(Extracted records)
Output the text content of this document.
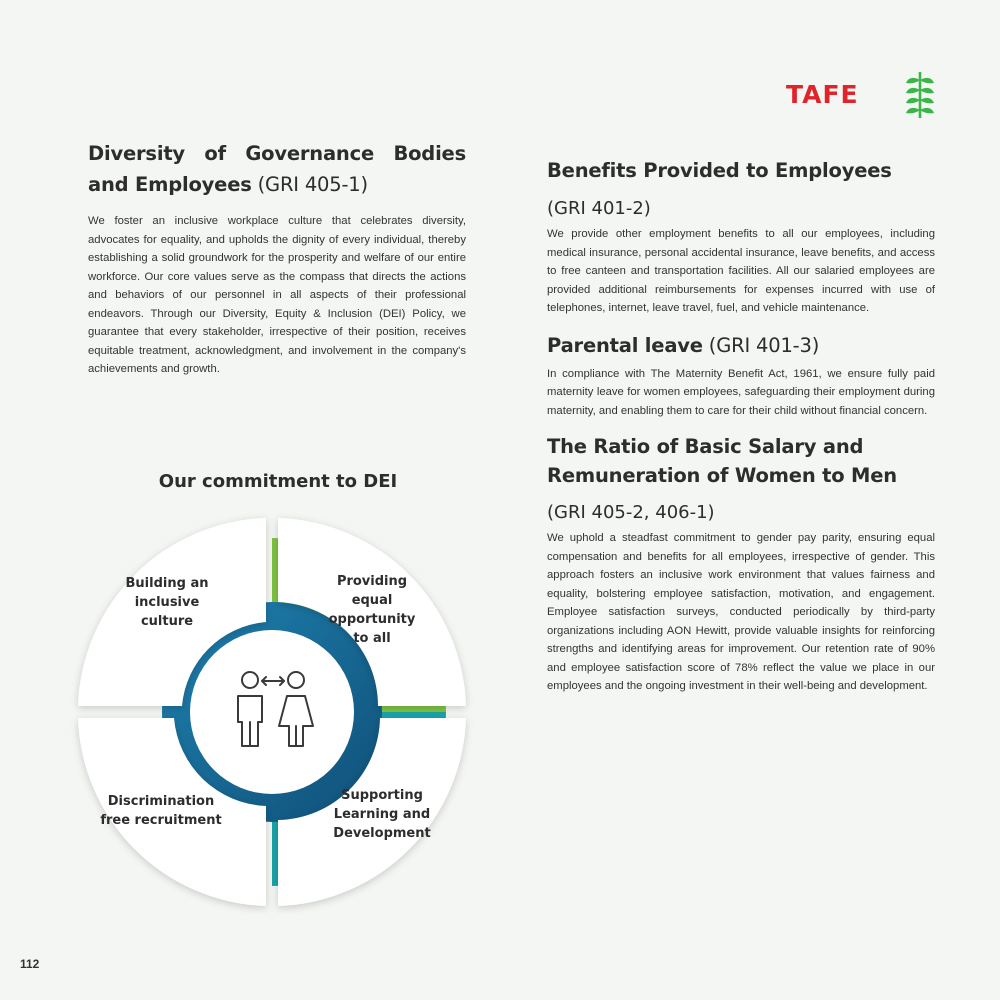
TAFE
Diversity of Governance Bodies and Employees (GRI 405-1)

We foster an inclusive workplace culture that celebrates diversity, advocates for equality, and upholds the dignity of every individual, thereby establishing a solid groundwork for the prosperity and welfare of our entire workforce. Our core values serve as the compass that directs the actions and behaviors of our personnel in all aspects of their professional endeavors. Through our Diversity, Equity & Inclusion (DEI) Policy, we guarantee that every stakeholder, irrespective of their position, receives equitable treatment, acknowledgment, and involvement in the company's achievements and growth.

Our commitment to DEI
Building an inclusive culture
Providing equal opportunity to all
Discrimination free recruitment
Supporting Learning and Development
Benefits Provided to Employees

(GRI 401-2)

We provide other employment benefits to all our employees, including medical insurance, personal accidental insurance, leave benefits, and access to free canteen and transportation facilities. All our salaried employees are provided additional reimbursements for expenses incurred with use of telephones, internet, leave travel, fuel, and vehicle maintenance.

Parental leave (GRI 401-3)

In compliance with The Maternity Benefit Act, 1961, we ensure fully paid maternity leave for women employees, safeguarding their employment during maternity, and enabling them to care for their child without financial concern.

The Ratio of Basic Salary and Remuneration of Women to Men

(GRI 405-2, 406-1)

We uphold a steadfast commitment to gender pay parity, ensuring equal compensation and benefits for all employees, irrespective of gender. This approach fosters an inclusive work environment that values fairness and equality, bolstering employee satisfaction, motivation, and engagement. Employee satisfaction surveys, conducted periodically by third-party organizations including AON Hewitt, provide valuable insights for reinforcing strengths and identifying areas for improvement. Our retention rate of 90% and employee satisfaction score of 78% reflect the value we place in our employees and the ongoing investment in their well-being and development.

112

◆ **WHAT IS EXPECTED**:
Check every line in the material above for the string "equality", then give only the number of lines that have it.

◆ **ANSWER FOR THIS EXERCISE**:
2